**Information given:**
______
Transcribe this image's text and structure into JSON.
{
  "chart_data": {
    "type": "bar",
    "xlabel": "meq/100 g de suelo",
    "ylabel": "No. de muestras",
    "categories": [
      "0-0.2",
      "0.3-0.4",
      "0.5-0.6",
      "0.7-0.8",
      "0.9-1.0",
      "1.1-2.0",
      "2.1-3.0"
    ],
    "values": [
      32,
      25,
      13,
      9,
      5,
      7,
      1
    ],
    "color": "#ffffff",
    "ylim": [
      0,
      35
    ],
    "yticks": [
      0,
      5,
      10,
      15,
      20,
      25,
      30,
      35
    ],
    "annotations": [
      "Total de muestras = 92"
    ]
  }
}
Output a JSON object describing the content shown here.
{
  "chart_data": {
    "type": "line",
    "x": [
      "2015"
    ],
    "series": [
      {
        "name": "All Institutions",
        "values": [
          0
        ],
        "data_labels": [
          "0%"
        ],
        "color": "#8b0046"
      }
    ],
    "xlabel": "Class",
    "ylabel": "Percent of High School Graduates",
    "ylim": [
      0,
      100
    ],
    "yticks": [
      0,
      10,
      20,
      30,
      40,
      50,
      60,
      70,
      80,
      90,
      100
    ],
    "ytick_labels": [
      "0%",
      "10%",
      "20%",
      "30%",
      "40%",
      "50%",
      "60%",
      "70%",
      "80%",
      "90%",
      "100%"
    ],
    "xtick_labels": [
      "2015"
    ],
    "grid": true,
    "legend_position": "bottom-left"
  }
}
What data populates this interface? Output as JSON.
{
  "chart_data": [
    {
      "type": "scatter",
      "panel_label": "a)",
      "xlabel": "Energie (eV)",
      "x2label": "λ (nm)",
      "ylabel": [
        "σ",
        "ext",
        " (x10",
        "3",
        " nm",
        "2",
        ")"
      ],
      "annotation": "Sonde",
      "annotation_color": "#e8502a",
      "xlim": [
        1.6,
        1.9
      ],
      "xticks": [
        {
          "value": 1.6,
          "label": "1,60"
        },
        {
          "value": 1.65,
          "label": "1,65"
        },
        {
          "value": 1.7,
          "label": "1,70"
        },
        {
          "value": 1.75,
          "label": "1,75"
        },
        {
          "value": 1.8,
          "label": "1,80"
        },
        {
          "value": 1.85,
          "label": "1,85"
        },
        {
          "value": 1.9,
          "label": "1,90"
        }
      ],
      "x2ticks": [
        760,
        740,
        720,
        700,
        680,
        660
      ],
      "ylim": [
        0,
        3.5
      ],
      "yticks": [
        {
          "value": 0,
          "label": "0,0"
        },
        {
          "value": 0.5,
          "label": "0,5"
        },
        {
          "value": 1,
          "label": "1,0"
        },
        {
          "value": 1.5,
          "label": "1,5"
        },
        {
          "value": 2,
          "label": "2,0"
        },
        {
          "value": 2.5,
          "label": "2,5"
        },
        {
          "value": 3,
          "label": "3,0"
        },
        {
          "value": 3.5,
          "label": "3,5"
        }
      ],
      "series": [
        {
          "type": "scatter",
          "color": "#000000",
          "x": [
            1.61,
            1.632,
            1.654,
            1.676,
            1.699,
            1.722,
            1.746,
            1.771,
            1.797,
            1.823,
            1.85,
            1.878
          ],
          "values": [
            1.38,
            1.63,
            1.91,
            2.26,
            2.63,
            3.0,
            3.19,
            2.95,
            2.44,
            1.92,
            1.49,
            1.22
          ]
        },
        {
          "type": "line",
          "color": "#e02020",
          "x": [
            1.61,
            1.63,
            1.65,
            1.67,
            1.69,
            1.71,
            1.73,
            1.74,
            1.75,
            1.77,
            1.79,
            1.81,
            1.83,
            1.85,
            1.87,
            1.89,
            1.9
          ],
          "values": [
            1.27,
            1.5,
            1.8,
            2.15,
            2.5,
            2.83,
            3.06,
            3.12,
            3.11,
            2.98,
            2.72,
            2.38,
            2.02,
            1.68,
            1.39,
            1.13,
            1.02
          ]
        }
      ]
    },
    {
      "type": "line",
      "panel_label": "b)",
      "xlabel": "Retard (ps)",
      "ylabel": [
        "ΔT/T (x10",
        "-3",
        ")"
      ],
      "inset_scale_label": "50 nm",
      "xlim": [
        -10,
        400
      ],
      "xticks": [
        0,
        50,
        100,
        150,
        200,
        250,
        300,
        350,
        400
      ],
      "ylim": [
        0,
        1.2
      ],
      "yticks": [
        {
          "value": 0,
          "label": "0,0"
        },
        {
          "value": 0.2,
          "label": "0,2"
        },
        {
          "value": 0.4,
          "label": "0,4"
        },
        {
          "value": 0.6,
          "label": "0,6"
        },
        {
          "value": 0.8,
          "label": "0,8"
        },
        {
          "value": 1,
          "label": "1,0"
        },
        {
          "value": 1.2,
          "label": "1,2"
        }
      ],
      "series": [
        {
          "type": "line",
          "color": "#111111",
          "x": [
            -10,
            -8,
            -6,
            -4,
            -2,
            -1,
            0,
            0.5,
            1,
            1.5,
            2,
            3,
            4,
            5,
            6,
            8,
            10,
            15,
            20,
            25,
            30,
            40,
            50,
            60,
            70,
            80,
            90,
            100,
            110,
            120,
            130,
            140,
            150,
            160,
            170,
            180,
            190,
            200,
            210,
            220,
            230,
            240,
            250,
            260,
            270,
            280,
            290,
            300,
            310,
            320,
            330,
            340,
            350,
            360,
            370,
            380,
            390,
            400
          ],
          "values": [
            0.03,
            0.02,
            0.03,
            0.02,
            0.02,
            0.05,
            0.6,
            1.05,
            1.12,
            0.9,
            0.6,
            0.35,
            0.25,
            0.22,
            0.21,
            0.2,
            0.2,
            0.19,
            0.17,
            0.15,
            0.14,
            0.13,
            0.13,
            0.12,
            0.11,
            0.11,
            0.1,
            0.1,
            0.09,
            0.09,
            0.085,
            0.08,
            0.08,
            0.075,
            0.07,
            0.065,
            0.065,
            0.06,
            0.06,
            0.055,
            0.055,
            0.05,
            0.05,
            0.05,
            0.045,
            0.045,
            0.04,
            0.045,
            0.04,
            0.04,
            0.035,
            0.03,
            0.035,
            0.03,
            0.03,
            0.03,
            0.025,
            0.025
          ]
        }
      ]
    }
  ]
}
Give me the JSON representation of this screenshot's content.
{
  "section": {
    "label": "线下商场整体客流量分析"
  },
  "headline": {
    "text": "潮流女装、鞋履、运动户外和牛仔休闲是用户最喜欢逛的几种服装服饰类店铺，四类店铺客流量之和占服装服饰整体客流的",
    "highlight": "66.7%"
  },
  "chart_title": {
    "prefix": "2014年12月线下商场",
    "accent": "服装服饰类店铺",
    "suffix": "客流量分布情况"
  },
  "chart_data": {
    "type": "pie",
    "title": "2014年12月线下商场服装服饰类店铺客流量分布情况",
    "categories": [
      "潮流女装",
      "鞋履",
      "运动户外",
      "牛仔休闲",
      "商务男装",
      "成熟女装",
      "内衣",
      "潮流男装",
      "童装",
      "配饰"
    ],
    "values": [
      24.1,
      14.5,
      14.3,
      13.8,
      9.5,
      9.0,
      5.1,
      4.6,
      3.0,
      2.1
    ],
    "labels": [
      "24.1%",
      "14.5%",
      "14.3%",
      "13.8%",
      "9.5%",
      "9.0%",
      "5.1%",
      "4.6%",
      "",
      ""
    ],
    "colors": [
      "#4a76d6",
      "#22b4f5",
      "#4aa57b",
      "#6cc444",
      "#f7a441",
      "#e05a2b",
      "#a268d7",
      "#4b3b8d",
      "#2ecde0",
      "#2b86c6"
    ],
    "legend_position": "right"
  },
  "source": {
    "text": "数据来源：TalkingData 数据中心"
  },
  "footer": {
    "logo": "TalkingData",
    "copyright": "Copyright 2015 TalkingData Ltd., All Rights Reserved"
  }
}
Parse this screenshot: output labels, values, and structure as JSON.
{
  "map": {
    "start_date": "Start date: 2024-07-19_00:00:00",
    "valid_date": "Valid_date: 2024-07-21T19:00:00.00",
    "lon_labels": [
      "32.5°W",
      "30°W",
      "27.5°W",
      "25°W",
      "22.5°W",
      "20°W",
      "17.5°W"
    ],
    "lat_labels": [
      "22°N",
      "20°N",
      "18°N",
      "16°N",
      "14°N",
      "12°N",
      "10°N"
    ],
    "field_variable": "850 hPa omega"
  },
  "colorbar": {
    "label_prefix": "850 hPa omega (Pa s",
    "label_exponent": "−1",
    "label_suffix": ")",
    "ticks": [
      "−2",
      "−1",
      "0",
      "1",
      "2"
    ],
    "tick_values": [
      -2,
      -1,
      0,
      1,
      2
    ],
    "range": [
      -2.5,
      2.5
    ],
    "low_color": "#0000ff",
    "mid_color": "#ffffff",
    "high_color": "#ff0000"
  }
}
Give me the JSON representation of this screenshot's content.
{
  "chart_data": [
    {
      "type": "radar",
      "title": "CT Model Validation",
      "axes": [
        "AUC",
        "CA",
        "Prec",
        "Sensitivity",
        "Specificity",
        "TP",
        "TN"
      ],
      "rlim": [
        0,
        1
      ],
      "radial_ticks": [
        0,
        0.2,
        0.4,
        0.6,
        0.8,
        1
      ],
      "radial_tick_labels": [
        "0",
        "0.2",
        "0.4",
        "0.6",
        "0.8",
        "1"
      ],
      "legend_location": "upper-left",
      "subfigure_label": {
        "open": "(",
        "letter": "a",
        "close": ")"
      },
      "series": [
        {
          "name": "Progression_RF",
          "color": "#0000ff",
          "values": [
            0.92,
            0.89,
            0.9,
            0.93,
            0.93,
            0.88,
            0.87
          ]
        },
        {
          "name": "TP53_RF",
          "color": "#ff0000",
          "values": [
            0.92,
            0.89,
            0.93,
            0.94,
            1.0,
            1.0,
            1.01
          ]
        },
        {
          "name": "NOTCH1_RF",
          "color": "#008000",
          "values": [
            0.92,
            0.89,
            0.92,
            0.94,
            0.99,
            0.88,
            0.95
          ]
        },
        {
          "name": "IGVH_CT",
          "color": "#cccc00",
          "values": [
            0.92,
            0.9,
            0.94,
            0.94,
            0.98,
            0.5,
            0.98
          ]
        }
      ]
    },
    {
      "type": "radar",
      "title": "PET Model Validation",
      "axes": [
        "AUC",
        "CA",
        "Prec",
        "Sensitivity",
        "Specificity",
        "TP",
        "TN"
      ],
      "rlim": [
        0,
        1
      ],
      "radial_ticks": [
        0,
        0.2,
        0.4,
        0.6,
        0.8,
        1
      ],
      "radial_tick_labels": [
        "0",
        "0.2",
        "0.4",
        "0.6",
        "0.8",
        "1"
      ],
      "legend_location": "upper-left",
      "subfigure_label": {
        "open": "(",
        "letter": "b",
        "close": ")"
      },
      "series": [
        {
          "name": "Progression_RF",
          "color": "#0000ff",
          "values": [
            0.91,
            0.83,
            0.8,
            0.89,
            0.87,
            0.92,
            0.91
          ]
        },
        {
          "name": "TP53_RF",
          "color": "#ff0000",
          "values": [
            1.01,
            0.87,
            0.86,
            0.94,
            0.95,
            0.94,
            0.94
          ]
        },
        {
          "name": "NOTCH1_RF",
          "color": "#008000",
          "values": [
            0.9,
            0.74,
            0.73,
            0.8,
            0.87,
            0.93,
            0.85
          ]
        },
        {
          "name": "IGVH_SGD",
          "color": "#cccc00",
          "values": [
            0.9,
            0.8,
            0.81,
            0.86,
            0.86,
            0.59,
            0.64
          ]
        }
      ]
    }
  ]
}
______
**Requirements:** Consider the entries above and return each line with the string "xlabel".

**Exercise solution:**
    "xlabel": "meq/100 g de suelo",
    "xlabel": "Class",
      "xlabel": "Energie (eV)",
      "xlabel": "Retard (ps)",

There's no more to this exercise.